> _Exercise goal_: Every entry that follows should be repeated exactly; drop the images.
════════════════
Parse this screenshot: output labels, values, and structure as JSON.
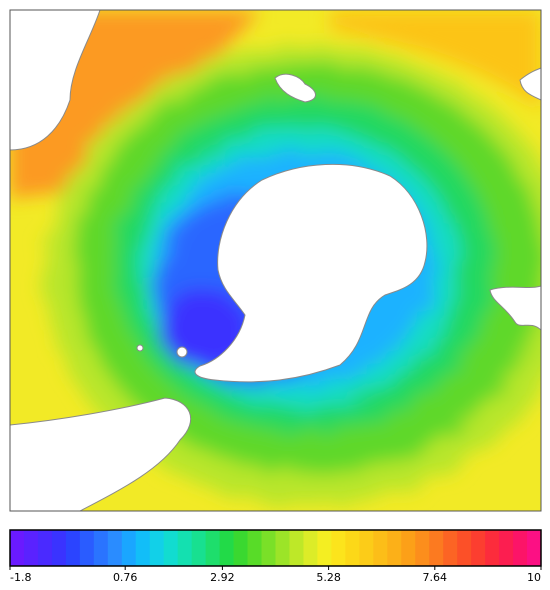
{
  "colorbar": {
    "lim": [
      -1.8,
      10
    ],
    "ticks": [
      -1.8,
      0.76,
      2.92,
      5.28,
      7.64,
      10
    ],
    "colors": [
      "#6a1aff",
      "#5a22ff",
      "#4a2aff",
      "#3a33ff",
      "#2b44ff",
      "#2a5cff",
      "#2a74ff",
      "#2a8cff",
      "#1aa6ff",
      "#12bef8",
      "#12d0e8",
      "#12dcd0",
      "#14e0b0",
      "#18e090",
      "#1ede6c",
      "#22da48",
      "#3ad830",
      "#58dc28",
      "#7ae028",
      "#9ce428",
      "#bee828",
      "#dcec28",
      "#f4ee22",
      "#fce41c",
      "#fcd818",
      "#fccc18",
      "#fcbe18",
      "#fcb018",
      "#fca018",
      "#fc8e1c",
      "#fc7a20",
      "#fc6424",
      "#fc5028",
      "#fc3e30",
      "#fc2c3c",
      "#fc1e50",
      "#fc1468",
      "#fc1084"
    ]
  }
}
════════════════
> _The completed task_:
Parse this screenshot: output labels, values, and structure as JSON.
{
  "colorbar": {
    "lim": [
      -1.8,
      10
    ],
    "ticks": [
      -1.8,
      0.76,
      2.92,
      5.28,
      7.64,
      10
    ],
    "colors": [
      "#6a1aff",
      "#5a22ff",
      "#4a2aff",
      "#3a33ff",
      "#2b44ff",
      "#2a5cff",
      "#2a74ff",
      "#2a8cff",
      "#1aa6ff",
      "#12bef8",
      "#12d0e8",
      "#12dcd0",
      "#14e0b0",
      "#18e090",
      "#1ede6c",
      "#22da48",
      "#3ad830",
      "#58dc28",
      "#7ae028",
      "#9ce428",
      "#bee828",
      "#dcec28",
      "#f4ee22",
      "#fce41c",
      "#fcd818",
      "#fccc18",
      "#fcbe18",
      "#fcb018",
      "#fca018",
      "#fc8e1c",
      "#fc7a20",
      "#fc6424",
      "#fc5028",
      "#fc3e30",
      "#fc2c3c",
      "#fc1e50",
      "#fc1468",
      "#fc1084"
    ]
  }
}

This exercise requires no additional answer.